=== Records ===

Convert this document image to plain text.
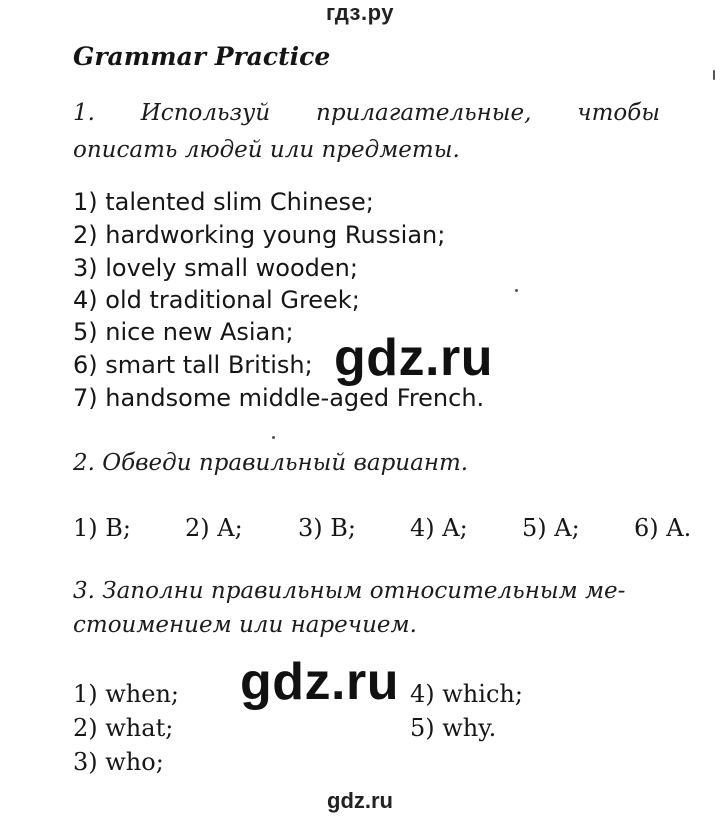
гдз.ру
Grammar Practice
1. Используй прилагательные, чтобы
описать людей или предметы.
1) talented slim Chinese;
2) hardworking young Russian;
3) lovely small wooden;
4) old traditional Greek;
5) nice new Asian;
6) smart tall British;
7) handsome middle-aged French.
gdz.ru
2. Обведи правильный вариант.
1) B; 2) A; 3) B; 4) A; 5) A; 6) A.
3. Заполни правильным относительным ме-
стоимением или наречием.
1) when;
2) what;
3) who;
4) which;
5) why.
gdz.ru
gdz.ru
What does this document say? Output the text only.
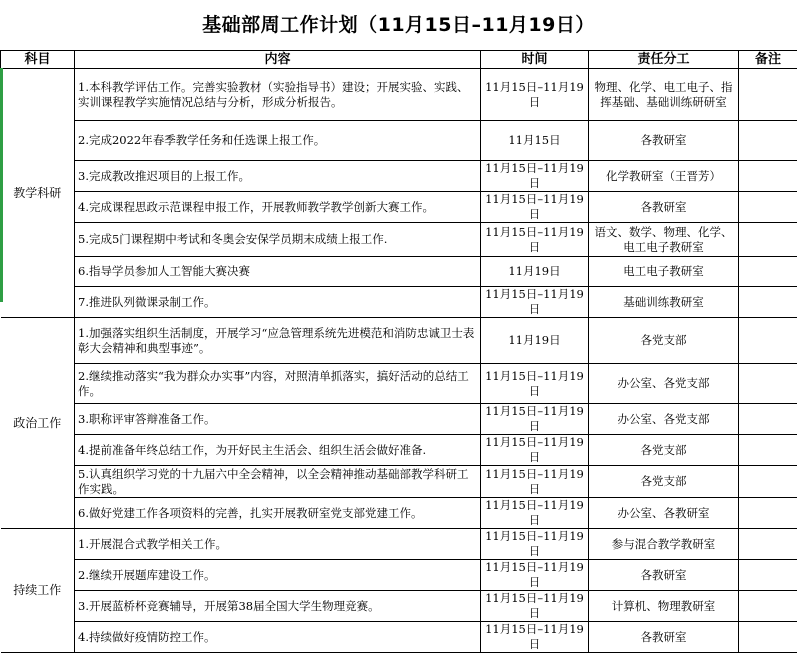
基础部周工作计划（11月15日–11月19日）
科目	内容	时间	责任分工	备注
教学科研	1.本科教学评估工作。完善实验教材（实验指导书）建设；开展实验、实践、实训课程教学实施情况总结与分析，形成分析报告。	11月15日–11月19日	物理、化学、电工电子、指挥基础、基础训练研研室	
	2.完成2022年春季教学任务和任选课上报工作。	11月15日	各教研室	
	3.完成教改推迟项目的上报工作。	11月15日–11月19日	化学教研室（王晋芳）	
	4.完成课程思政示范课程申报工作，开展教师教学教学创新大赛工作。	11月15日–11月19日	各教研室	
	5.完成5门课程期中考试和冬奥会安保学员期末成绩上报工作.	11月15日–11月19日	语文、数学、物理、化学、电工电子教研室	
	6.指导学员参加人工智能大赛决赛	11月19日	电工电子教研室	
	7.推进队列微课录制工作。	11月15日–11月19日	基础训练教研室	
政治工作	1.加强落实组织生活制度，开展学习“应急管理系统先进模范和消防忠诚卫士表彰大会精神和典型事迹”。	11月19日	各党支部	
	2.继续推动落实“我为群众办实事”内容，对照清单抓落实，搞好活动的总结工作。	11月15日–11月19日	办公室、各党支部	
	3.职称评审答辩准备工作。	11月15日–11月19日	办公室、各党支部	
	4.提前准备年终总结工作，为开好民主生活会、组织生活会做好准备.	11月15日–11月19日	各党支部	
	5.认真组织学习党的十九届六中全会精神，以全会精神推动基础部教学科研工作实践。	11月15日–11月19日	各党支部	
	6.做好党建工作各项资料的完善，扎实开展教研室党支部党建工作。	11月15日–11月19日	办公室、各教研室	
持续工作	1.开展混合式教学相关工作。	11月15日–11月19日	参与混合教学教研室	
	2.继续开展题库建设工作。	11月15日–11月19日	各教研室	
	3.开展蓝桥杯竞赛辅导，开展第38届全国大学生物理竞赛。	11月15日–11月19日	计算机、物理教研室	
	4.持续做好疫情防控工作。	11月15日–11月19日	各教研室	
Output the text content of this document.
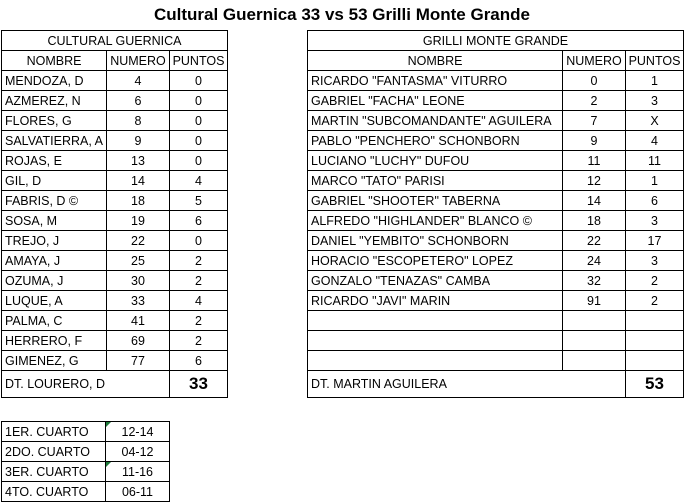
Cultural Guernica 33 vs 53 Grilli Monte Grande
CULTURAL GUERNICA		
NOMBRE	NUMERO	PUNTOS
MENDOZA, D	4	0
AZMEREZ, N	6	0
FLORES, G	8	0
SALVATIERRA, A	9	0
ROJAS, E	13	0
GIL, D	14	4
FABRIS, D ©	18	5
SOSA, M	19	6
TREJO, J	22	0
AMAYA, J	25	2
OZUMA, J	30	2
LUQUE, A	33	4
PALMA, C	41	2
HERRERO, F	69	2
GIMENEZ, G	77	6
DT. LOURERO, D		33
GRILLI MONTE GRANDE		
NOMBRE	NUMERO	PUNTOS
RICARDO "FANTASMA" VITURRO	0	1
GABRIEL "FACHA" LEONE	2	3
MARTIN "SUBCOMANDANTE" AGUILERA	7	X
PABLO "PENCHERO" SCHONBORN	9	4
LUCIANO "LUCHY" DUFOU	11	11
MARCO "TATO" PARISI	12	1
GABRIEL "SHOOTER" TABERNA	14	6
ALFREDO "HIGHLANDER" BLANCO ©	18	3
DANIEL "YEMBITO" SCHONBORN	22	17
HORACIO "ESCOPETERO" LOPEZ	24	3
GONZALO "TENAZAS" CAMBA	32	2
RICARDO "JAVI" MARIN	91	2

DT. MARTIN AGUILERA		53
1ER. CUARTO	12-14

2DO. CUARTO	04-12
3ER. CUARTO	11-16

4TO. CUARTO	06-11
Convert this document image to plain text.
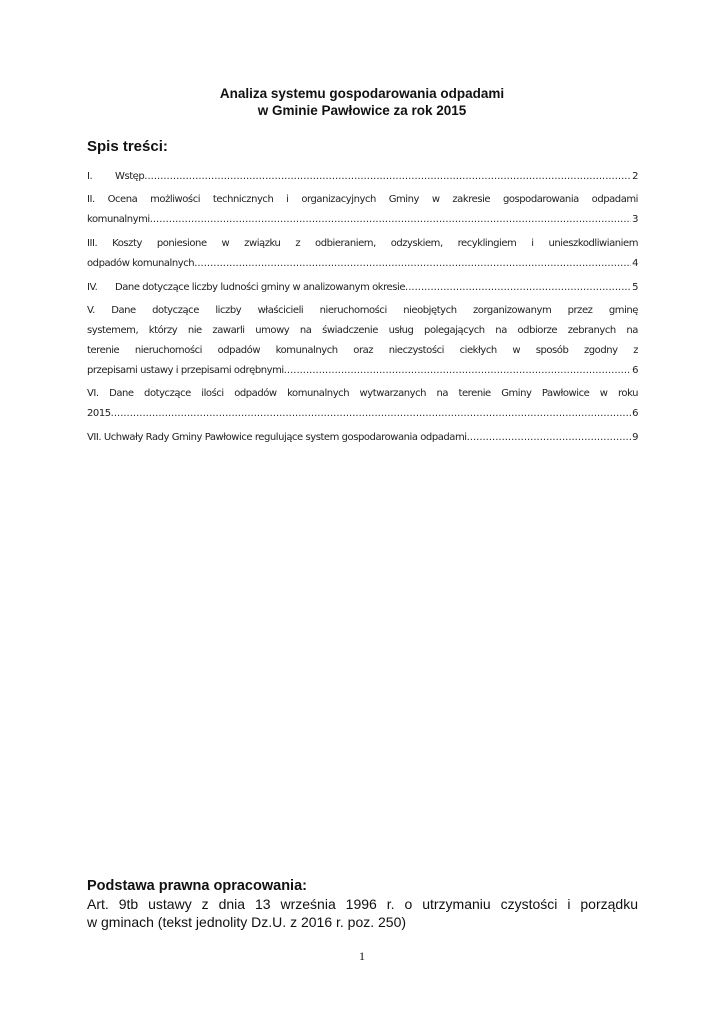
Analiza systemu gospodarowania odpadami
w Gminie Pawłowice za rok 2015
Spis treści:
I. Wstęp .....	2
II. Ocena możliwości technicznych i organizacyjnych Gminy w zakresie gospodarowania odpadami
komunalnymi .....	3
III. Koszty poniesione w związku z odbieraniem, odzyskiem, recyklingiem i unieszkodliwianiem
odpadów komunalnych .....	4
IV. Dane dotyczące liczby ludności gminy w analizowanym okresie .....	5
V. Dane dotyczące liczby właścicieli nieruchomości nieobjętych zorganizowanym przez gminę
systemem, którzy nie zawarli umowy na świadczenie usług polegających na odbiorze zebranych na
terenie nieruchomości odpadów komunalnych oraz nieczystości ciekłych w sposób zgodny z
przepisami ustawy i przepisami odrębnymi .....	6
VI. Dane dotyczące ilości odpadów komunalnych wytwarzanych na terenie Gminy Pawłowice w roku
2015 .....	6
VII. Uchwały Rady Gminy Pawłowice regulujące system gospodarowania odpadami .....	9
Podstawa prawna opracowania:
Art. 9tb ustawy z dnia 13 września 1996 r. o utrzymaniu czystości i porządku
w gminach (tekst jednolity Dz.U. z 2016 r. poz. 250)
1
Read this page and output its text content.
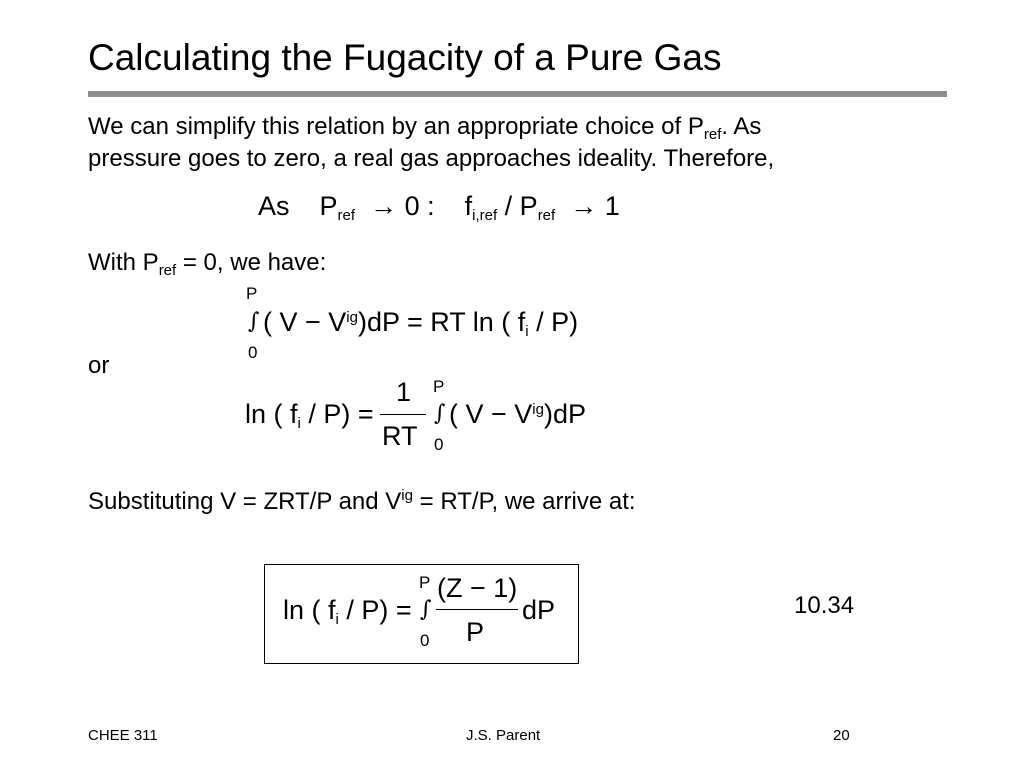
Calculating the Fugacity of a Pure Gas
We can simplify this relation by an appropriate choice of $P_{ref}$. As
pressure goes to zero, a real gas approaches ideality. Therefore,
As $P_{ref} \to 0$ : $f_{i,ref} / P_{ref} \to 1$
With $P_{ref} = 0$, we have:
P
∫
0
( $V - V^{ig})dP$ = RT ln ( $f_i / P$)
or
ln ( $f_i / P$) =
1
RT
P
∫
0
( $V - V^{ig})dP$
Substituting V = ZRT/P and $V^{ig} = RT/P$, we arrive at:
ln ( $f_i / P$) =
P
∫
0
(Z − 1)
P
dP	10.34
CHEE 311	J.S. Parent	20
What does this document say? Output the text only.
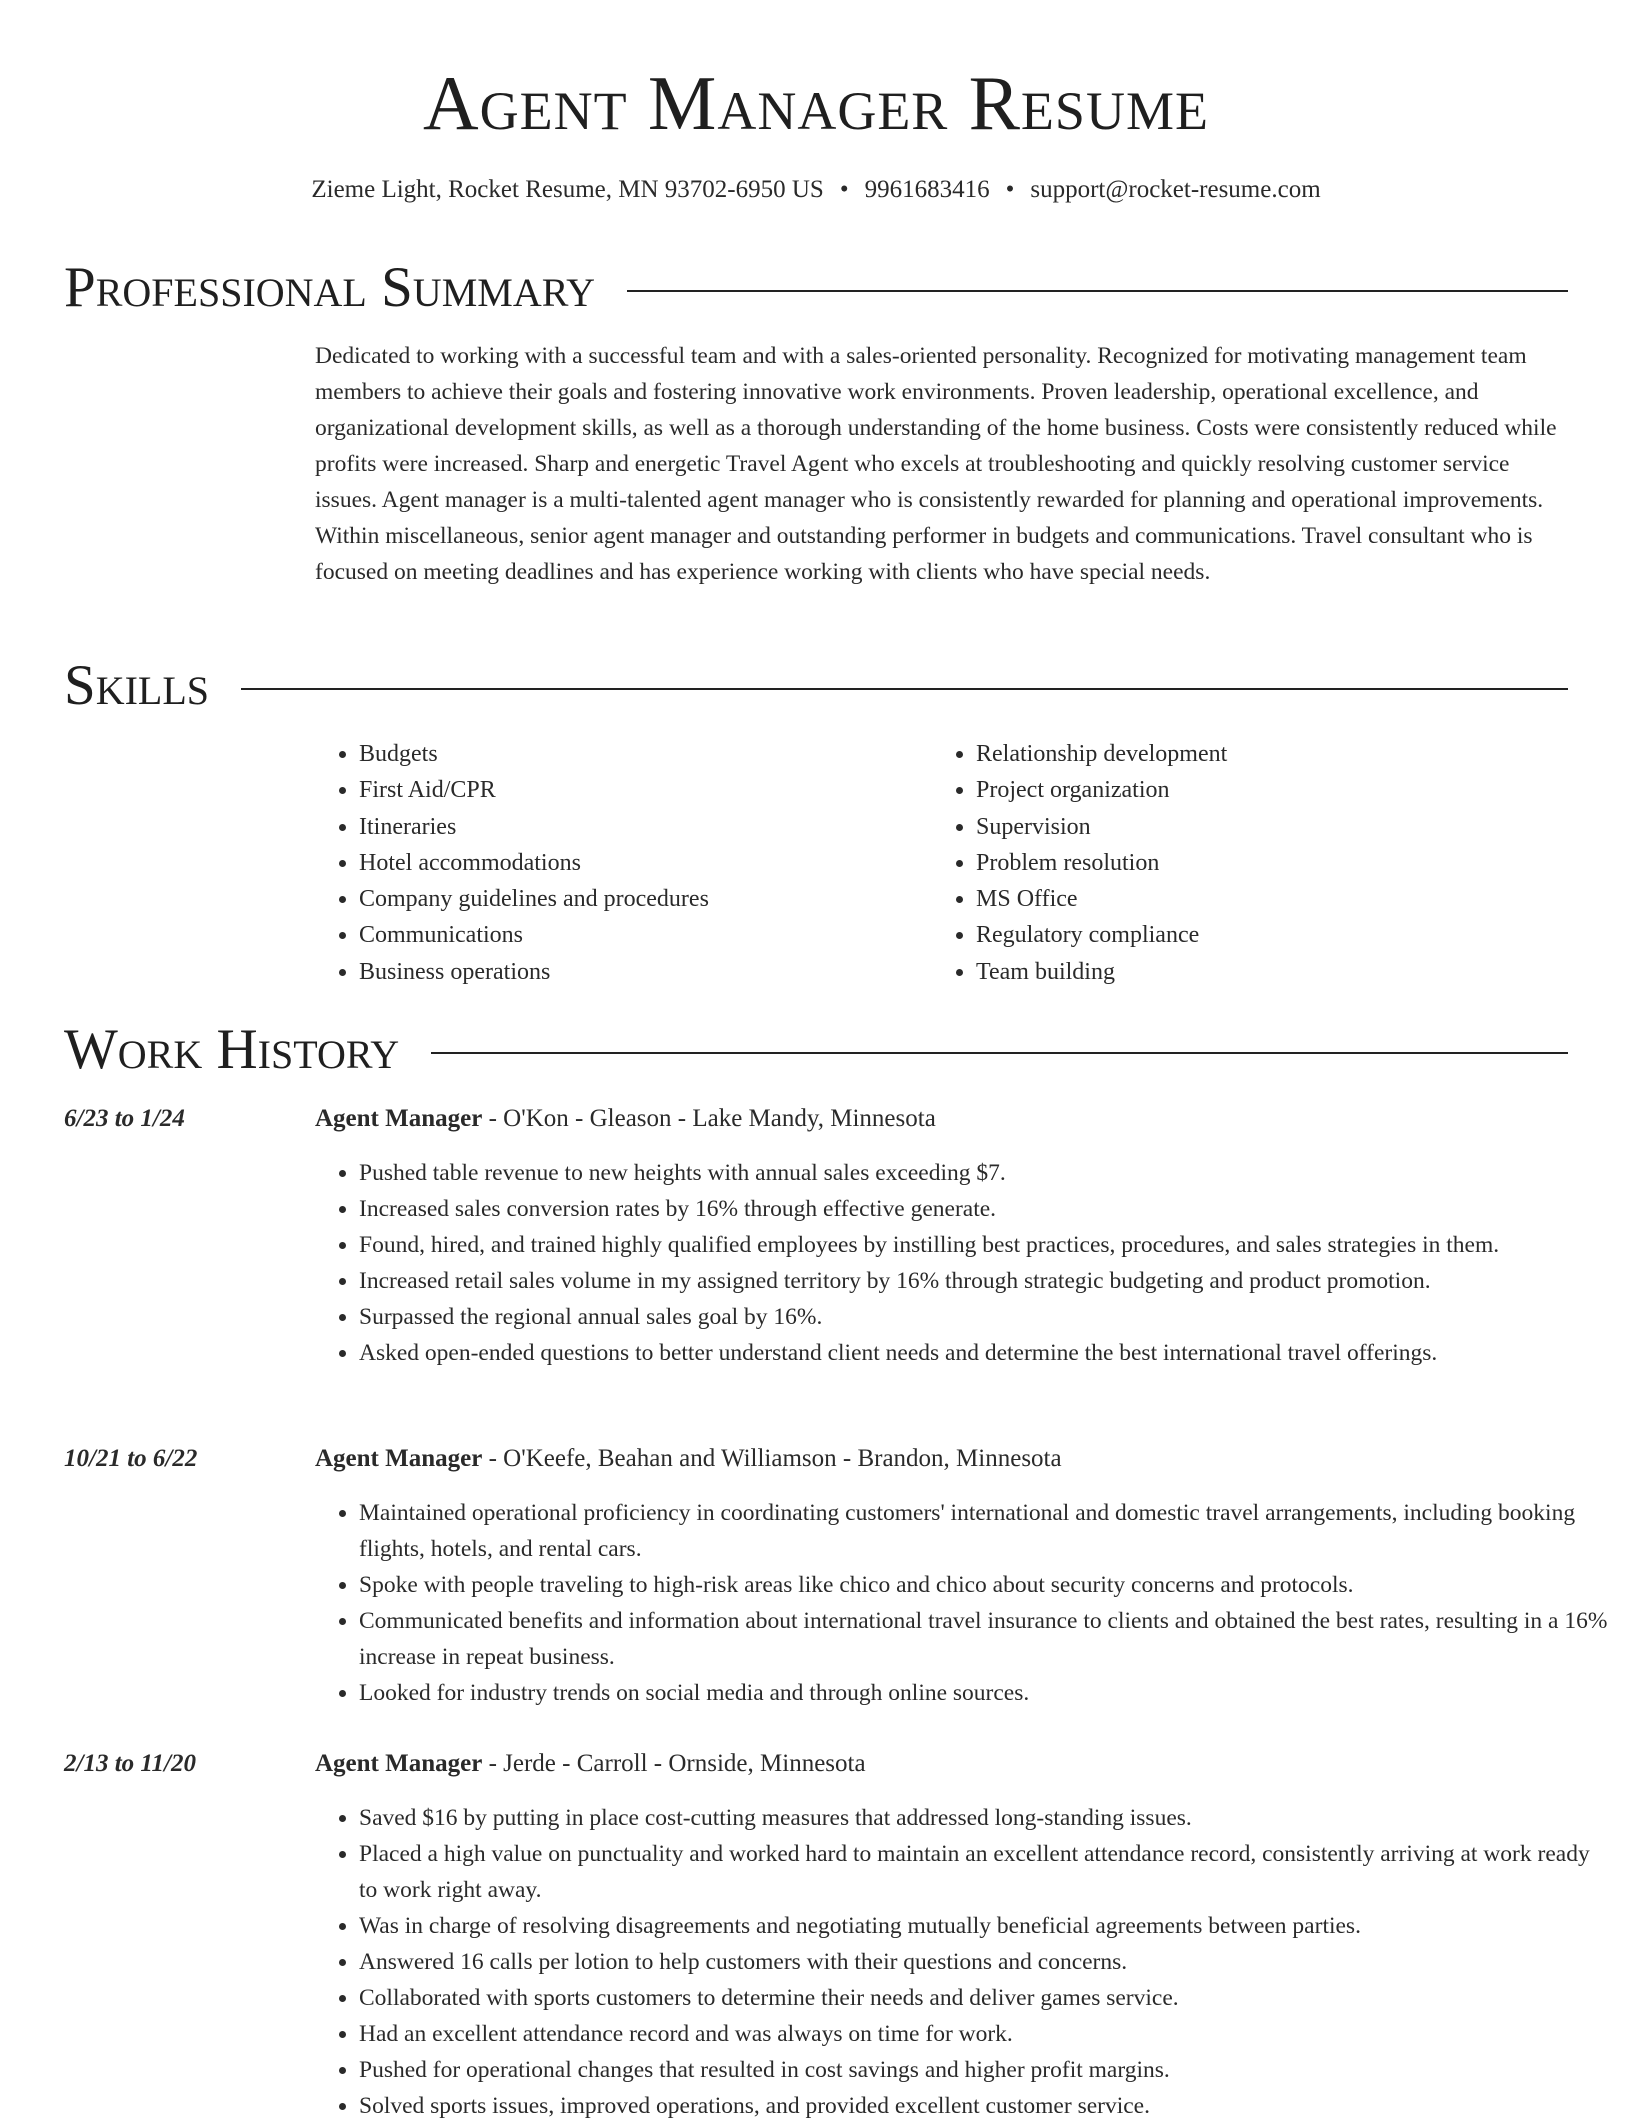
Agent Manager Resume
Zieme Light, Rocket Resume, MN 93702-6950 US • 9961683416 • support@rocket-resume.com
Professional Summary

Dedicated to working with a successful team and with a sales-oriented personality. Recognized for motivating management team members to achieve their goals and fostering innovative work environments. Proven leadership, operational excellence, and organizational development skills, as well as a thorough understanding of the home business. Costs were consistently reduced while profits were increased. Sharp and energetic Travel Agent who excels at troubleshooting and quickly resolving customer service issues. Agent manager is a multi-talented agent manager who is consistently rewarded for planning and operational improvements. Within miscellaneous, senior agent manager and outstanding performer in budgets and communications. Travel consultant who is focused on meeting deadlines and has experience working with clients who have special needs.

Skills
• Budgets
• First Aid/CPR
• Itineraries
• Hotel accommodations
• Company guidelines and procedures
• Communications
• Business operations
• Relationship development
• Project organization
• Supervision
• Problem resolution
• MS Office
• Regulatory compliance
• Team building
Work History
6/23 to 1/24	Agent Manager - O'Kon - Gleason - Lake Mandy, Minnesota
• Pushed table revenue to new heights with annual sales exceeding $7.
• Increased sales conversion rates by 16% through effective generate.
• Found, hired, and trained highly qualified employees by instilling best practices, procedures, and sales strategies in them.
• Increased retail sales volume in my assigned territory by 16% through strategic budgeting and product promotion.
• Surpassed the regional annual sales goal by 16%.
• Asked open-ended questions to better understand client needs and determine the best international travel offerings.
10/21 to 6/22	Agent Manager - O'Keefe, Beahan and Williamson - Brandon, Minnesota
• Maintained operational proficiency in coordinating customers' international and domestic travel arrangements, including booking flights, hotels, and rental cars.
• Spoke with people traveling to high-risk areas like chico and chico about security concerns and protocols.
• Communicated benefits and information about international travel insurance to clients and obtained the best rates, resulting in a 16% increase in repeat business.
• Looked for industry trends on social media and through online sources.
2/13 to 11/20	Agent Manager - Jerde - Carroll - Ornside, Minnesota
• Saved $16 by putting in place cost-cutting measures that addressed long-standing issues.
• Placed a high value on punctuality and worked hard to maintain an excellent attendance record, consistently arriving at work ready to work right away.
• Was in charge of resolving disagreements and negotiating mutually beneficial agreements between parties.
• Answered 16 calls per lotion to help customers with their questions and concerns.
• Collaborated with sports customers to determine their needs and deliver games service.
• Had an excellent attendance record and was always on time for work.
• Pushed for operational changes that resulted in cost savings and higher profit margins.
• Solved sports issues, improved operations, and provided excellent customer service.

===

- **Goal**
Return each line where "各教研室" shows up.

- **Exercise answer**
	2.完成2022年春季教学任务和任选课上报工作。	11月15日	各教研室	
	4.完成课程思政示范课程申报工作，开展教师教学教学创新大赛工作。	11月15日–11月19日	各教研室	
	6.做好党建工作各项资料的完善，扎实开展教研室党支部党建工作。	11月15日–11月19日	办公室、各教研室	
	2.继续开展题库建设工作。	11月15日–11月19日	各教研室	
	4.持续做好疫情防控工作。	11月15日–11月19日	各教研室	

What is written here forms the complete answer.